▸ **PASSAGE FOR REVIEW**:
^^^^^^^^

Gruel (also referred to by F-Secure as Fakerr) is a worm first surfaced in 2003 targeting Microsoft Windows platforms (such as Windows 98, Windows ME, Windows 2000 and Windows XP). It spreads via email and file sharing networks.

Symptoms

Arrival and initial launch 

The worm arrives as an attachment with various names in emails claiming to be a security update from either Microsoft or Symantec, depending on the variant. When run, the worm installs itself to the system and displays a fake Windows Error Reporting dialog box, which the user cannot move or close and contains two buttons: "Send Error" and "Send and Close", if the user clicks on the "Send Error" button, the worm mass-mails itself to all the user's contacts and displays fictitious "technical details" about the supposed error report, which contains a Back button and a Close button. Clicking the Back button will return to the original error reporting box, whereas the Close button does not do anything. When the user presses "Send and Close", the worm will disable or terminate Windows Explorer, eject the CD/DVD drive, open many Control Panel options, and then display a dialogue box that cannot be closed, which contains two buttons, "Retry" and "Cancel".

^^^^^^^^

▸ **SUPPLIED DATA**:
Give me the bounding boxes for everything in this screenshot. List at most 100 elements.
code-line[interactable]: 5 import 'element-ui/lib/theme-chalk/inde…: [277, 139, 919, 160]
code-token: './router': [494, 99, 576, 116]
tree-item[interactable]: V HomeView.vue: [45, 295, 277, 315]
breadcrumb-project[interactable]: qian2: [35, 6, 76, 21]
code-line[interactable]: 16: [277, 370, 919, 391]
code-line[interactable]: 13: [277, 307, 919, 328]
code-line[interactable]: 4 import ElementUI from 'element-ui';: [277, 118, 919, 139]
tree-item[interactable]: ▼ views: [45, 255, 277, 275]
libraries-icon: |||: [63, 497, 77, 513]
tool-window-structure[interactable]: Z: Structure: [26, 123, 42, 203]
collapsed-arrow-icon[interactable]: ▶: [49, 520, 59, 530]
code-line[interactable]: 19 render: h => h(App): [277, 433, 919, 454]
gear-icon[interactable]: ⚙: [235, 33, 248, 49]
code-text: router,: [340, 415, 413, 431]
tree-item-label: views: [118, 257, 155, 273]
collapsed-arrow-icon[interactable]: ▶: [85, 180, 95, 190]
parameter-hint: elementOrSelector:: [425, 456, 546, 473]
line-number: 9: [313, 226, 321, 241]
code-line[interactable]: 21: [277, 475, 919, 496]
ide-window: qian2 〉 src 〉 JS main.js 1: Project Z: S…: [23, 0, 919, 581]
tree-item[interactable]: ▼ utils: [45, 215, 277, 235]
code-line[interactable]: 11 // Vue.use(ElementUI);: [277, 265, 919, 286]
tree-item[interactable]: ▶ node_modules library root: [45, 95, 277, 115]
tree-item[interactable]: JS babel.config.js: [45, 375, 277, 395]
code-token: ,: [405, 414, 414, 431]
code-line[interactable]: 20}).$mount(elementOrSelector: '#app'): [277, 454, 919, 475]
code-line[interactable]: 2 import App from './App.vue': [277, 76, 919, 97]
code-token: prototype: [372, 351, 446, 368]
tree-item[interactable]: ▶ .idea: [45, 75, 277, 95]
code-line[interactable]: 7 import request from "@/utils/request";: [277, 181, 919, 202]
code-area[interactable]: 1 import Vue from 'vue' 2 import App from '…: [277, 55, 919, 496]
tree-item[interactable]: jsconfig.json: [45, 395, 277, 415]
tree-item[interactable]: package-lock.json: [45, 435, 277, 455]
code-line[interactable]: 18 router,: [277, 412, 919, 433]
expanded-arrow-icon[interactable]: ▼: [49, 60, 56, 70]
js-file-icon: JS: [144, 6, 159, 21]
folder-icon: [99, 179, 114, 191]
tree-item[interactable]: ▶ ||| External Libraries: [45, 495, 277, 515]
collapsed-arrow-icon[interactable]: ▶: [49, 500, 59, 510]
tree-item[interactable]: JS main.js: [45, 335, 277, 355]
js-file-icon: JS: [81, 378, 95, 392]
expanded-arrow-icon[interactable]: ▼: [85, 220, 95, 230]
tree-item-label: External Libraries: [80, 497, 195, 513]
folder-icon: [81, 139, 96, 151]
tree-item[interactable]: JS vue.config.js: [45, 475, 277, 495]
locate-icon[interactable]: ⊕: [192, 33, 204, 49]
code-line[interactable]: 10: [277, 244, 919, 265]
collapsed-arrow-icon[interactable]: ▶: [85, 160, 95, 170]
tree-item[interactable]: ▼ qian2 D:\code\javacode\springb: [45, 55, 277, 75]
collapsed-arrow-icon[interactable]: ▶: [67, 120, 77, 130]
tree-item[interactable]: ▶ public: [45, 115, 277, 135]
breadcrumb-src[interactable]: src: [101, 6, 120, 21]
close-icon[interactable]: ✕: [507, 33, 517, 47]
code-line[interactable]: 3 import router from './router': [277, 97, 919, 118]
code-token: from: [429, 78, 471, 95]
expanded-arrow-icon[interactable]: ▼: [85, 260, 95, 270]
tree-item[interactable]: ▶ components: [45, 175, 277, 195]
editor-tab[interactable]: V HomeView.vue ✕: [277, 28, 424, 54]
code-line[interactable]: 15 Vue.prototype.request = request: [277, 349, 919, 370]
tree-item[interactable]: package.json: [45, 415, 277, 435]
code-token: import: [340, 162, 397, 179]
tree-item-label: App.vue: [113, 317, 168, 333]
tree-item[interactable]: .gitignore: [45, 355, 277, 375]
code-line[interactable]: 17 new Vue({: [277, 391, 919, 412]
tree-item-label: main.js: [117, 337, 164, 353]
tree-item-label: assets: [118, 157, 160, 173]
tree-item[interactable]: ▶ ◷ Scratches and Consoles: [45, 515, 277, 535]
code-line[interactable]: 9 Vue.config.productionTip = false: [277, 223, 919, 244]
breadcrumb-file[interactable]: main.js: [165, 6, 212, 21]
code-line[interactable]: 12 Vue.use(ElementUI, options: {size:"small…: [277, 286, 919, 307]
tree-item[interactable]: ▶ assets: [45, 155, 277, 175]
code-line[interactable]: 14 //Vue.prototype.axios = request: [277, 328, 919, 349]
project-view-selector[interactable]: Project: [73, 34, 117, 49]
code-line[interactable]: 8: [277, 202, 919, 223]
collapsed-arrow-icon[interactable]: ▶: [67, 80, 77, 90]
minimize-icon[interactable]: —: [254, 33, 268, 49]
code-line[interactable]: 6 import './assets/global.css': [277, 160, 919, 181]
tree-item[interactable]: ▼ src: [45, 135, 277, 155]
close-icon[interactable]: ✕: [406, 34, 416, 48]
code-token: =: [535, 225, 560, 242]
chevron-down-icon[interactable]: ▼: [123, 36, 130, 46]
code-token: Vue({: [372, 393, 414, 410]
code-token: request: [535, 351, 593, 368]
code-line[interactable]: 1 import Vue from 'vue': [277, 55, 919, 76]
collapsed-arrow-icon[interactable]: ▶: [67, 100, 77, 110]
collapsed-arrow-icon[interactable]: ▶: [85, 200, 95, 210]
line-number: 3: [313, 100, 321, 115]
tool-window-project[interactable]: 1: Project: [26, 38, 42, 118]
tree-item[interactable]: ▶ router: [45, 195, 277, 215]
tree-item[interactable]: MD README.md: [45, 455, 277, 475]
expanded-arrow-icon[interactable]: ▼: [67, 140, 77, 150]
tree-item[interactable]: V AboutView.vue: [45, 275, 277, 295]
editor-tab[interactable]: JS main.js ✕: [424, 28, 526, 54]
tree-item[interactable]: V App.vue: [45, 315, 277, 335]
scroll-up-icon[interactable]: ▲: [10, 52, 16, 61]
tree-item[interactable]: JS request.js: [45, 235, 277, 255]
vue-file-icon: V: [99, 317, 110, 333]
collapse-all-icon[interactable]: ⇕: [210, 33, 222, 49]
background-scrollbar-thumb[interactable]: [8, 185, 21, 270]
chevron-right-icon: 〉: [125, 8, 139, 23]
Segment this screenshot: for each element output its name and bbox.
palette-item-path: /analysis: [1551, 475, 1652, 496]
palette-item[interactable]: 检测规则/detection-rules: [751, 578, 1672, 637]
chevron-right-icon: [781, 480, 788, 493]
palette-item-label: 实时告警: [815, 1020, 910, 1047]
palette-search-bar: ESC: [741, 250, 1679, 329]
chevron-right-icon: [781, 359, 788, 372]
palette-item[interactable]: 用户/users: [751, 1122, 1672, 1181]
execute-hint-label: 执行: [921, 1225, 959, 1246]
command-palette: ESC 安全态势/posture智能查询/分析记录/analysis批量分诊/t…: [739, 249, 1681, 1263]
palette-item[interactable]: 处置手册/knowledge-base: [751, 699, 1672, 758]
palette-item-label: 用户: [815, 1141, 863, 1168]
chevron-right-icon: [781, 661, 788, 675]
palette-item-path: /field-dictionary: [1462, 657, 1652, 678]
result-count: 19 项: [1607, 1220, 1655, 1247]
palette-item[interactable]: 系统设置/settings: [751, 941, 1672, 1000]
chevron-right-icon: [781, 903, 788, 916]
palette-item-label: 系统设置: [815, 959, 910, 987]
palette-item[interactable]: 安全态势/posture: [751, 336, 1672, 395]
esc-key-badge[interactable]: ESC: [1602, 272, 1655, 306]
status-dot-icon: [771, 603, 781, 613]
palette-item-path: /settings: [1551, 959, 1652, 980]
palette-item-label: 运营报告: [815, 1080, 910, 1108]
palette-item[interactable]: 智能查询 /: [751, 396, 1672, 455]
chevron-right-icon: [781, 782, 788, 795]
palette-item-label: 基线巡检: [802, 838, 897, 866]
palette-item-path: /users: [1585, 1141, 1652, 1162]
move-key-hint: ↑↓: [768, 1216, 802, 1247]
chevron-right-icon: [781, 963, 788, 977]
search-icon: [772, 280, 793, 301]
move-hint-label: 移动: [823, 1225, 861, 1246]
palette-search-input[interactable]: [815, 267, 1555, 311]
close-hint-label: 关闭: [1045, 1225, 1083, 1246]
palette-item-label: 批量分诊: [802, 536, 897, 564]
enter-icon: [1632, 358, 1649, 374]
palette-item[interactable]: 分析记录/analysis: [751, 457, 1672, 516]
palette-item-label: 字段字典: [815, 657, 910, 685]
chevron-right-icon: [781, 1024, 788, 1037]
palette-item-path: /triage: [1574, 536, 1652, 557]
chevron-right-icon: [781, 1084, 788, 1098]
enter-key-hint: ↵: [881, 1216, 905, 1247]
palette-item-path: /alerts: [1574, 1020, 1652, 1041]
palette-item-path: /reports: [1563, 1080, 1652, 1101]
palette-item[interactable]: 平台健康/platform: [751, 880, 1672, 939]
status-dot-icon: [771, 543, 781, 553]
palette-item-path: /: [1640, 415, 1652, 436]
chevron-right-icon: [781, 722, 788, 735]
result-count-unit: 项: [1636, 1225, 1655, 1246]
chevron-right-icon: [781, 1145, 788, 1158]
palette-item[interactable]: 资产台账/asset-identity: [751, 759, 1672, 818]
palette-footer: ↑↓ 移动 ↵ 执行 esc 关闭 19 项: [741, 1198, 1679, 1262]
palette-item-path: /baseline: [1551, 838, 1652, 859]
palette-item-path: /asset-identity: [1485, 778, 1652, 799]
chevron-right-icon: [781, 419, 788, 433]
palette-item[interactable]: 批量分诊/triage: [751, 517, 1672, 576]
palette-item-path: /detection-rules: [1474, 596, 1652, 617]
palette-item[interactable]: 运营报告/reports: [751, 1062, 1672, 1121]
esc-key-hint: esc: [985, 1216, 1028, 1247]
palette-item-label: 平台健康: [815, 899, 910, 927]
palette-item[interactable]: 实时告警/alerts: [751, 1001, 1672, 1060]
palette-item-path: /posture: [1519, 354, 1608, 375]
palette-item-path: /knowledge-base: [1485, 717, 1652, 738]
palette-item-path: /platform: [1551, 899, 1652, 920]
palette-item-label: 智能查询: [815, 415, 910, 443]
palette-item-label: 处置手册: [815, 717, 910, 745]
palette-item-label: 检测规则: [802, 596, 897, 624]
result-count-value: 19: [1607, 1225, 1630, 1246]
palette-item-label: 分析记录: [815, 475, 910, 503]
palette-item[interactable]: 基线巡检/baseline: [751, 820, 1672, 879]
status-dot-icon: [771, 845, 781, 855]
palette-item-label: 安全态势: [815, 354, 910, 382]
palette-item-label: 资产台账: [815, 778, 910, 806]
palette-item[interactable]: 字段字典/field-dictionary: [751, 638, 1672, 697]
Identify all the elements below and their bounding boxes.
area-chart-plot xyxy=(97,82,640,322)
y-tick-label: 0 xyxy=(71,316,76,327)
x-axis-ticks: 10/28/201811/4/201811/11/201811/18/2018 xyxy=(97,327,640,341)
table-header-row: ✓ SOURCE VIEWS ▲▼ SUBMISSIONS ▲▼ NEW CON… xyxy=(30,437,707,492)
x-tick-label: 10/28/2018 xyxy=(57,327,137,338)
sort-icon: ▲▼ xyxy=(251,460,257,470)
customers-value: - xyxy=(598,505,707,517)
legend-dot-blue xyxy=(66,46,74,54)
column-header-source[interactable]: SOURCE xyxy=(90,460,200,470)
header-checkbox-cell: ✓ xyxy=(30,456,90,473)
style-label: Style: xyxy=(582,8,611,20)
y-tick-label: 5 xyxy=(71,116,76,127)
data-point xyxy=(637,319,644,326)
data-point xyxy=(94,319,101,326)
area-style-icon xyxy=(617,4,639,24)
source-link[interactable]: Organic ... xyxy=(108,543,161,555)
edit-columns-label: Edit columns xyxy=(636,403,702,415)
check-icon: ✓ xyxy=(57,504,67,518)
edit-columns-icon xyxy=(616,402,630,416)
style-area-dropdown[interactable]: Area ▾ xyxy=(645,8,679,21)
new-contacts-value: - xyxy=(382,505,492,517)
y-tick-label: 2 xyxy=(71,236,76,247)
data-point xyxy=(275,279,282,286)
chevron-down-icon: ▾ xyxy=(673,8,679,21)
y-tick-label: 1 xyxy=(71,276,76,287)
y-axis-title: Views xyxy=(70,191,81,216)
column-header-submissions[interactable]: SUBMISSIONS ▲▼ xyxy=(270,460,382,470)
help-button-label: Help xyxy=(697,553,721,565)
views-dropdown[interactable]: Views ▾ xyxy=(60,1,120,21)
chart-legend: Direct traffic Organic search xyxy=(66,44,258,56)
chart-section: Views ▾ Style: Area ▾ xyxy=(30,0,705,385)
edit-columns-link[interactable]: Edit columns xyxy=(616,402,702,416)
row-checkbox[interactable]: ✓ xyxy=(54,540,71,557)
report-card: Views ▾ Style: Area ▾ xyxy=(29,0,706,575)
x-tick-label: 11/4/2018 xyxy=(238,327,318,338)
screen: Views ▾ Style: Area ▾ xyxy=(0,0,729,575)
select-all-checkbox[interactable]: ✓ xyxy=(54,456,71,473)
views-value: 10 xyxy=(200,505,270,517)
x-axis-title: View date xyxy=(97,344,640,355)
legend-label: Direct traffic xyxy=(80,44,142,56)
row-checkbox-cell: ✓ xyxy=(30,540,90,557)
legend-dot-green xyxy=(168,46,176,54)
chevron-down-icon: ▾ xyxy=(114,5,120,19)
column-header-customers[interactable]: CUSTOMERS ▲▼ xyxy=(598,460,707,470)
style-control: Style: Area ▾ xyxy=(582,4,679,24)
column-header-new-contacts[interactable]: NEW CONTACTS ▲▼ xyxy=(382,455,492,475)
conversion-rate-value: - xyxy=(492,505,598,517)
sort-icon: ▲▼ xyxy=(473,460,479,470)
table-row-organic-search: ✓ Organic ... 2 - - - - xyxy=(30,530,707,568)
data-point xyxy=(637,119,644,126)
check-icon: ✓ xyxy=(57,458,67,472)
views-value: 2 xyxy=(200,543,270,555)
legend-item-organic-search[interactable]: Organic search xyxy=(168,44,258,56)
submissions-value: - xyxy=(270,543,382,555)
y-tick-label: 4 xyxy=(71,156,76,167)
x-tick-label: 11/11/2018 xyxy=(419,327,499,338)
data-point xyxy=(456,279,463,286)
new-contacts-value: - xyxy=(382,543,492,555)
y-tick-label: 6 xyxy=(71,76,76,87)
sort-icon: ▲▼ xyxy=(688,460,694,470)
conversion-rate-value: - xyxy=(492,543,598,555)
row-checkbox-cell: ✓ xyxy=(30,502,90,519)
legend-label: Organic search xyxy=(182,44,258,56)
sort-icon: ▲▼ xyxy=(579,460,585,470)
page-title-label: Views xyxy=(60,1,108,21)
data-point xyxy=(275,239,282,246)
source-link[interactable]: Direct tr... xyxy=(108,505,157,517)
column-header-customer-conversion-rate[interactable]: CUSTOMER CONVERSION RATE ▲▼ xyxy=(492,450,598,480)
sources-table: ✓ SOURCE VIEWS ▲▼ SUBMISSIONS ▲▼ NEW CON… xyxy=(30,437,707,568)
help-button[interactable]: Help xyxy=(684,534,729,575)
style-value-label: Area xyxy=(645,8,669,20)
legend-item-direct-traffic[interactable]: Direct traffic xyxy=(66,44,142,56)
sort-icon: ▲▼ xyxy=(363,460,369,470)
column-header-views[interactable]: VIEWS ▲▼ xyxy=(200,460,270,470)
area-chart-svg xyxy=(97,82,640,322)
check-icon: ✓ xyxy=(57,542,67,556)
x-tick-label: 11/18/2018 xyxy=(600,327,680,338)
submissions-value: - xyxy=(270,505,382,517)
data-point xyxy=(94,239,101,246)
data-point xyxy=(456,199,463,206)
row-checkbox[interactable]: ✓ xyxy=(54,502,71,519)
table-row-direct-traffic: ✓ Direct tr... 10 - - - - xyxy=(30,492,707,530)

^^^^^^^^

▸ **REQUIRED ACTIONS**:
- 1) In the text about the Gruel worm, what name does F-Secure use for it?
- 2) Name every button that the text about the Gruel worm says appears in its dialog boxes.
- 3) Write a continuation of the text about the Gruel worm, picking up after its final sentence.
The records are not used for any of this work.

▸ **ANSWERS FOR THE TASKS**:
- 1) F-Secure calls it Fakerr.

- 2) Send Error, Send and Close, Back, Close, Retry, Cancel

- 3)
The text of the error message is as follows:

Secondary Payload
After carrying out the above payload, the virus hangs the Operating System, requiring users to perform a Hard boot by forcibly shutting the machine down by cutting the power, then turning the machine back on. Afterwards, the PC is completely unusable, as all .bat, .com, .exe, .ht, .hta, .pif and .scr files have been hooked to the virus itself – by attempting to run any of the programs, the worm is simply activated again and will release its primary payload once more.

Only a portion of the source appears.